=== EN QUÉ TRABAJAR ===
[A] Enumera las tres cosas que, según el fragmento seleccionado, hicieron llorar recientemente a quien narra.
[B] Según el fragmento seleccionado, ¿qué llevaba consigo quien narra al sentarse en la butaca del cine?
[C] Indica, por favor, si cada afirmación coincide con el fragmento seleccionado: (i) La película que fue a ver al cine era un drama. (ii) Antes de que pasaran 10 minutos de película, supo que se iba a derrumbar. (iii) Titanic le gustó.

No soy una persona de llorar mucho, os lo puede decir cualquiera que me conozca minimamente bien. Pero recientemente he llorado con tres cosas que jamas pense lograrian arrancarme lagrimas.
Una pelicula, un email, una serie.
Todo tiene su explicacion.
El otro dia fui al cine. A pasar un buen rato, a reirme y a olvidarme de los malos rollos de la realidad. Fui a ver una peli comica, dulce, de estas que te dejan con una sorisa en la boca para unos dias. Elegi bien, no queria un drama, ni nada complicado. Asi que me sente en la butaca feliz, con mi bote de palomitas, segura de que me esperaban 90 minutos de relajacion y desconexion de los malos rollos. Cuando aun no habian pasado ni 10 minutos vi que me iba a derrumbar, porque ante mis ojos desfilaba, muda, una de las historias de amor mas bonitas, mas enternecedoras y mas tristes que he visto en el cine. No me gusto Titanic, ni Romeo y Julieta, ni todas esas que son tan obvias que no sorprenden a nadie. Pero alli, en ese momento, no me lo esperaba, no estaba preparada, y me pase el resto de la pelicula intentado convencerme de que la primera pelicula que me ha visto llorar no ha sido una destinada a publico infantil. Pero asi fue.

=== DATOS EN ESTUDIO ===
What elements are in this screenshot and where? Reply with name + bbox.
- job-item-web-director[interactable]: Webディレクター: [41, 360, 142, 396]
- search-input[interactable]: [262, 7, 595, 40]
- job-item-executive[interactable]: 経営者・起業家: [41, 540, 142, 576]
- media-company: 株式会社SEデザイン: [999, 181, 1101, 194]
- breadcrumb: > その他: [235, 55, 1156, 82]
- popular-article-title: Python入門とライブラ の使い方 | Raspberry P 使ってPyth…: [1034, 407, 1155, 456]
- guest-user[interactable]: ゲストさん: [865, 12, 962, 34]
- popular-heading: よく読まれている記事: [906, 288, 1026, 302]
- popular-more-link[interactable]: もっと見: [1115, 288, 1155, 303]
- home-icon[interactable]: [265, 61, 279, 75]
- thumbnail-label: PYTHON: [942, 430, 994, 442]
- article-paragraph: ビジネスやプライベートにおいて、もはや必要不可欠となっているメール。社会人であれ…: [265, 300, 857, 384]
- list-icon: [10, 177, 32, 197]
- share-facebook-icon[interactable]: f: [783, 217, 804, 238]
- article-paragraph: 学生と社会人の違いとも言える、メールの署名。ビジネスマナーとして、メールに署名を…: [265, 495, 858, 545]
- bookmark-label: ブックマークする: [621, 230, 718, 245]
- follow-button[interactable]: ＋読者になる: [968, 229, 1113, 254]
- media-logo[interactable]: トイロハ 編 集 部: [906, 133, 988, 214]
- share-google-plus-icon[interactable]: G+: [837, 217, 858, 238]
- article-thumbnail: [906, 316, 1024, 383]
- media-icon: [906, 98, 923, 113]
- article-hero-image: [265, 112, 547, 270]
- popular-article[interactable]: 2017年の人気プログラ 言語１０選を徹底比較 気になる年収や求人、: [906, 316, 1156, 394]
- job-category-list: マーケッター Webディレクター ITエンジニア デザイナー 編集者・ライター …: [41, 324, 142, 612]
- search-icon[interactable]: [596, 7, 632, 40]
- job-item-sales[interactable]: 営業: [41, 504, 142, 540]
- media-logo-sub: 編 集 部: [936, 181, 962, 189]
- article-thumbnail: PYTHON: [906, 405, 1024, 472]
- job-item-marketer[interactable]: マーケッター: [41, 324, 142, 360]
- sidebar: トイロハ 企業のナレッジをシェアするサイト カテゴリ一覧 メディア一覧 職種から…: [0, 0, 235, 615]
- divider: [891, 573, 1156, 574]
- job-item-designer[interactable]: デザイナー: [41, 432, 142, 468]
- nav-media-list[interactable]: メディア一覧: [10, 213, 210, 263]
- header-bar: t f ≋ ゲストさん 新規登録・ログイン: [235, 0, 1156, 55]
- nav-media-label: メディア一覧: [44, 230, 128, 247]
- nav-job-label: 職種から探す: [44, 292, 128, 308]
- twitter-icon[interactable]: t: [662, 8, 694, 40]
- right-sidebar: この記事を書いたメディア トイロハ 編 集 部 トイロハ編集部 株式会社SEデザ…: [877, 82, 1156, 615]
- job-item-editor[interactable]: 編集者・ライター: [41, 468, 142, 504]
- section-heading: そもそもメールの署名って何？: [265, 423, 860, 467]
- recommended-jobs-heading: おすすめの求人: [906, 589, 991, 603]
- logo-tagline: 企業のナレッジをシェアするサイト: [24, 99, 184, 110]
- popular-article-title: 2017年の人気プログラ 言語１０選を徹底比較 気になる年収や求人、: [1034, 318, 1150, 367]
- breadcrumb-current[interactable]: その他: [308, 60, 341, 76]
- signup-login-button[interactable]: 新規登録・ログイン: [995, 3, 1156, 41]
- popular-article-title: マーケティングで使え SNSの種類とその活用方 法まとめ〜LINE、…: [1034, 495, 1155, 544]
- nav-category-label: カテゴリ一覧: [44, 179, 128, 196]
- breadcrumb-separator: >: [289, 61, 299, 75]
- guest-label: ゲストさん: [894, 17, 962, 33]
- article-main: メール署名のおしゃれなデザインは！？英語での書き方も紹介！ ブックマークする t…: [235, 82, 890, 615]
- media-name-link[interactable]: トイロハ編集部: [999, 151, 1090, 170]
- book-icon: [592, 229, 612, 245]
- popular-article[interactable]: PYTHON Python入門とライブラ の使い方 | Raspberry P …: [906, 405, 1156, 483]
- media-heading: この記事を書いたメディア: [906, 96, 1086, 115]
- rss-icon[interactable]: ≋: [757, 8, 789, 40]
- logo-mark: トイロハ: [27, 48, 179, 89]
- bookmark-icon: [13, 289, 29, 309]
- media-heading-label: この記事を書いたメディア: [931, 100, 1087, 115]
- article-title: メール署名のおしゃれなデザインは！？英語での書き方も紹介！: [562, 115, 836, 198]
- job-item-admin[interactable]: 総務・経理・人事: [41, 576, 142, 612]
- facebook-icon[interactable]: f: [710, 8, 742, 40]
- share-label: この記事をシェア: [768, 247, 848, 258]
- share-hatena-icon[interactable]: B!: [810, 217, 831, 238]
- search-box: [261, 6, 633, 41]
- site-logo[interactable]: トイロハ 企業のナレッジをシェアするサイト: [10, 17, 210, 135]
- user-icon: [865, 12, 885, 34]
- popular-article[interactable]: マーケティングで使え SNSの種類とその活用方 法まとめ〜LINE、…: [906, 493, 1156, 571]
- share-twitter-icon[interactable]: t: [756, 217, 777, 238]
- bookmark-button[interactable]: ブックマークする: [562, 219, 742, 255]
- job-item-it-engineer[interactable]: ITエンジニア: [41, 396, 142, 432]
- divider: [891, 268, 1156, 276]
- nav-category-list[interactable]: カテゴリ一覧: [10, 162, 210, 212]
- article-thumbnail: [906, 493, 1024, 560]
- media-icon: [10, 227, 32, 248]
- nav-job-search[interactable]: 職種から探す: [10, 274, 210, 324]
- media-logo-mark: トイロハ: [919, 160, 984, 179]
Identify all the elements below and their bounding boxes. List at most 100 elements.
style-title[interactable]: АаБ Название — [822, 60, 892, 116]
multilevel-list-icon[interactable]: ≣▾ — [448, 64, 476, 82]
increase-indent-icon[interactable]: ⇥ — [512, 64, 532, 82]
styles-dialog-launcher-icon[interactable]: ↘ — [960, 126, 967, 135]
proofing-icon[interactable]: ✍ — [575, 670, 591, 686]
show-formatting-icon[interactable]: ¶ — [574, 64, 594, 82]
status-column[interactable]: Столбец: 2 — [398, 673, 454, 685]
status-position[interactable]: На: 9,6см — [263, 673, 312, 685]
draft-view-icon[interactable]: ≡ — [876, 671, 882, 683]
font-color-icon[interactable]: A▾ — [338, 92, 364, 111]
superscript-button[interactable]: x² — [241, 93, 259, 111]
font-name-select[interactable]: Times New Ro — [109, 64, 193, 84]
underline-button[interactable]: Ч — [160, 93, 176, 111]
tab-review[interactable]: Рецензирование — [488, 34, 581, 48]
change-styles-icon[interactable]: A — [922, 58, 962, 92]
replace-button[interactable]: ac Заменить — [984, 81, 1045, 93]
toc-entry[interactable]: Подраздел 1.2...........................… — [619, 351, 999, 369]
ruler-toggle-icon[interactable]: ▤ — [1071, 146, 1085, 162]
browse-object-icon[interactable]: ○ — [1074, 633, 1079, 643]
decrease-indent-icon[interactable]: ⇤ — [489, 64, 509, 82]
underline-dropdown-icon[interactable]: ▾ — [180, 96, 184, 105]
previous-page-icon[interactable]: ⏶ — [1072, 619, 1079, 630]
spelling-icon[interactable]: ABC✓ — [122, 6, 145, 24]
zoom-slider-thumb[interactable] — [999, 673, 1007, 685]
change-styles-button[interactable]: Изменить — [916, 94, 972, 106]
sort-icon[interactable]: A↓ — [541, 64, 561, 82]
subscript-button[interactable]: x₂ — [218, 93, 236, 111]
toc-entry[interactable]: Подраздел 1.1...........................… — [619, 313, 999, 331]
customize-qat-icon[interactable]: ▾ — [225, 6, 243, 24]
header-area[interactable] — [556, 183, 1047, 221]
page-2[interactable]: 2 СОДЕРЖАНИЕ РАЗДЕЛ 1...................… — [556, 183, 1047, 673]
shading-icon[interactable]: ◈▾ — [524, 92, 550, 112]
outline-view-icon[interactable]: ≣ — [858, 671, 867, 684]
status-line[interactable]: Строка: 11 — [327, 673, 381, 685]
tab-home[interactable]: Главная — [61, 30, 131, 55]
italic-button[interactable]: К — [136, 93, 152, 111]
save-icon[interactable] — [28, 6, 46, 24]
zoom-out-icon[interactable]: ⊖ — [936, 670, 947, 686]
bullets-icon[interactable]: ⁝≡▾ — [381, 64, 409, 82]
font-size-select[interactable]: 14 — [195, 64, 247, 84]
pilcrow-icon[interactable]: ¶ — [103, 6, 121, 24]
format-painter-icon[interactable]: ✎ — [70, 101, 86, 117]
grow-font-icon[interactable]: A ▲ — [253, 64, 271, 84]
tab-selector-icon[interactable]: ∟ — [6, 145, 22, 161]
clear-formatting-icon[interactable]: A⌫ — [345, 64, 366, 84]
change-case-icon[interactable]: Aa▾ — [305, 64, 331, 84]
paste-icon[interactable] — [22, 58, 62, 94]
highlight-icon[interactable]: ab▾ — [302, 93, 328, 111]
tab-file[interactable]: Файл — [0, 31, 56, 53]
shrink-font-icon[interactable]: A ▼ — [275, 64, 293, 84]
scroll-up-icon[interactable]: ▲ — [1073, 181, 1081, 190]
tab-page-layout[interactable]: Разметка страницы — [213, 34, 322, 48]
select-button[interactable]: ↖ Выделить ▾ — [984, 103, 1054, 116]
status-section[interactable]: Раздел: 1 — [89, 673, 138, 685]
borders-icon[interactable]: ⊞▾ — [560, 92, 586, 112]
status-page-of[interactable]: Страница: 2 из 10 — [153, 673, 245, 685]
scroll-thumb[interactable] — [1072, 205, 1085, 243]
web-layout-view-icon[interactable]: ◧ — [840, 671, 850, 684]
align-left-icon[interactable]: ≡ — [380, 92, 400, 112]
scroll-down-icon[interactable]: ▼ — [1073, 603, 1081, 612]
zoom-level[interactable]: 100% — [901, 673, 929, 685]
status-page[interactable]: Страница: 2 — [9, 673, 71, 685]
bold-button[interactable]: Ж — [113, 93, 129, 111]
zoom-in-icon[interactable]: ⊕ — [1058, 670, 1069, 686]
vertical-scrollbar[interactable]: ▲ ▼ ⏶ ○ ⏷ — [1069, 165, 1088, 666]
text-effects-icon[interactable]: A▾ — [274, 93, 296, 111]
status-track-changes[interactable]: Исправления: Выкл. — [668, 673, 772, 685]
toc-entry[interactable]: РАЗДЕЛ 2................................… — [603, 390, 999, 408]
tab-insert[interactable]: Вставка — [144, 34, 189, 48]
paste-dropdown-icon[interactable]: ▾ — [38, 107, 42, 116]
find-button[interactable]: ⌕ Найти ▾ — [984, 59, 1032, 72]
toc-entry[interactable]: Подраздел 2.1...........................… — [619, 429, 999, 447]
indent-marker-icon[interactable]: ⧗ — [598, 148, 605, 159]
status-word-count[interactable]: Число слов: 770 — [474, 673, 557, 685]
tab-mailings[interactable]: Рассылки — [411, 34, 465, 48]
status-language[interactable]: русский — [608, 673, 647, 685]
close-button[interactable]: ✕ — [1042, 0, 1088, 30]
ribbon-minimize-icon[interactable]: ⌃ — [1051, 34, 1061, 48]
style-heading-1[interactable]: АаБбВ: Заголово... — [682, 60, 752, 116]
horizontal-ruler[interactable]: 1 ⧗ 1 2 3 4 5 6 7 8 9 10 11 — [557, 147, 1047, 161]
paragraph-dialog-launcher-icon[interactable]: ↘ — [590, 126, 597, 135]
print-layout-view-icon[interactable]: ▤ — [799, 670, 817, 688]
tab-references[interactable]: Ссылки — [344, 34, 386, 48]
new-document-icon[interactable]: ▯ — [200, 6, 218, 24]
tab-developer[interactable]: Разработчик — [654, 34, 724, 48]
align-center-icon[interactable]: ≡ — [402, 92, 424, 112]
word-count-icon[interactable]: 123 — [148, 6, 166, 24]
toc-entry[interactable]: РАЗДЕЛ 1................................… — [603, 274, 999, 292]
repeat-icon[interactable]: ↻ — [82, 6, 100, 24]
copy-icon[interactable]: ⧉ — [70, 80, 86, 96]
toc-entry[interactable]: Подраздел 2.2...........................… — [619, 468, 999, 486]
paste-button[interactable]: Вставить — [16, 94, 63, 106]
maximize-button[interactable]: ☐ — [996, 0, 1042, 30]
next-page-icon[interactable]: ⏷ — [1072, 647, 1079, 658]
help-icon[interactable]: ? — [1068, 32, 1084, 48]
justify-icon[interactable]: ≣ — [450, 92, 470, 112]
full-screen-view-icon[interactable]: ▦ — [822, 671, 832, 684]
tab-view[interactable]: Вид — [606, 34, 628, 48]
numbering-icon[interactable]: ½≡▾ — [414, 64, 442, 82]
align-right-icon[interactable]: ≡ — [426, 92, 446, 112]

=== SOLUCIONES EN ORDEN ===
[A] Una película, un email y una serie.

[B] Un bote de palomitas.

[C]
(i) No: "Fui a ver una peli comica, dulce, de estas que te dejan con una sorisa en la boca para unos dias. Elegi bien, no queria un drama"
(ii) Sí: "Cuando aun no habian pasado ni 10 minutos vi que me iba a derrumbar"
(iii) No: "No me gusto Titanic"